Part of a data file:
--- Begin ---
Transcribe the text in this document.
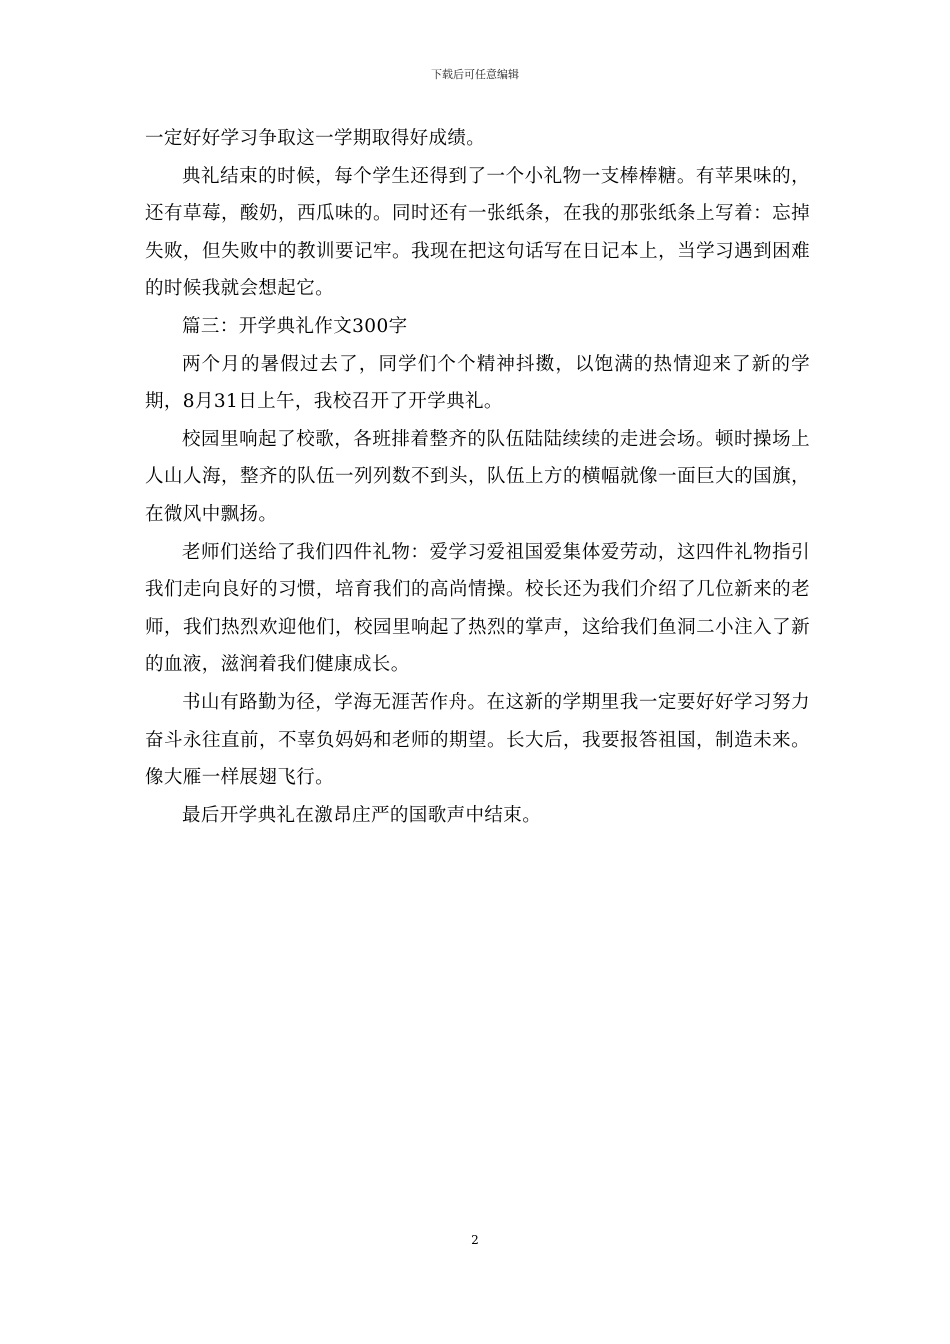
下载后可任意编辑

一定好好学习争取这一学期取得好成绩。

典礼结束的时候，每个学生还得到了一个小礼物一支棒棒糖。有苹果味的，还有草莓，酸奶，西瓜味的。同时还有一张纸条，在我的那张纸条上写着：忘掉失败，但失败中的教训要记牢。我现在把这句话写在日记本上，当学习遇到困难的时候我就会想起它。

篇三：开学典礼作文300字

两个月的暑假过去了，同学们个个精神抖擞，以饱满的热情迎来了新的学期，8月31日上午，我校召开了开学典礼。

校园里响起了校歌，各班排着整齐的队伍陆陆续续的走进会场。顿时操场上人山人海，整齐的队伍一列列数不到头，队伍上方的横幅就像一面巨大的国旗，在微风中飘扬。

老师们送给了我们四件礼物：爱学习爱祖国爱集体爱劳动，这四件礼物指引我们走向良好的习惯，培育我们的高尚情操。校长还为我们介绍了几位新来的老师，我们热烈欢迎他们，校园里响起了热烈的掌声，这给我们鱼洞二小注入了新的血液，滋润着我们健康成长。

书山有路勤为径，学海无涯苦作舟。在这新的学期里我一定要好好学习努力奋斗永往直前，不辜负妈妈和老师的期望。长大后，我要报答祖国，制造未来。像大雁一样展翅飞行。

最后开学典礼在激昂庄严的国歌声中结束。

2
--- End ---
Repeat each entry exactly as it appears; skip any picture.

Transcribe the text in this document.
下载后可任意编辑

一定好好学习争取这一学期取得好成绩。

典礼结束的时候，每个学生还得到了一个小礼物一支棒棒糖。有苹果味的，还有草莓，酸奶，西瓜味的。同时还有一张纸条，在我的那张纸条上写着：忘掉失败，但失败中的教训要记牢。我现在把这句话写在日记本上，当学习遇到困难的时候我就会想起它。

篇三：开学典礼作文300字

两个月的暑假过去了，同学们个个精神抖擞，以饱满的热情迎来了新的学期，8月31日上午，我校召开了开学典礼。

校园里响起了校歌，各班排着整齐的队伍陆陆续续的走进会场。顿时操场上人山人海，整齐的队伍一列列数不到头，队伍上方的横幅就像一面巨大的国旗，在微风中飘扬。

老师们送给了我们四件礼物：爱学习爱祖国爱集体爱劳动，这四件礼物指引我们走向良好的习惯，培育我们的高尚情操。校长还为我们介绍了几位新来的老师，我们热烈欢迎他们，校园里响起了热烈的掌声，这给我们鱼洞二小注入了新的血液，滋润着我们健康成长。

书山有路勤为径，学海无涯苦作舟。在这新的学期里我一定要好好学习努力奋斗永往直前，不辜负妈妈和老师的期望。长大后，我要报答祖国，制造未来。像大雁一样展翅飞行。

最后开学典礼在激昂庄严的国歌声中结束。

2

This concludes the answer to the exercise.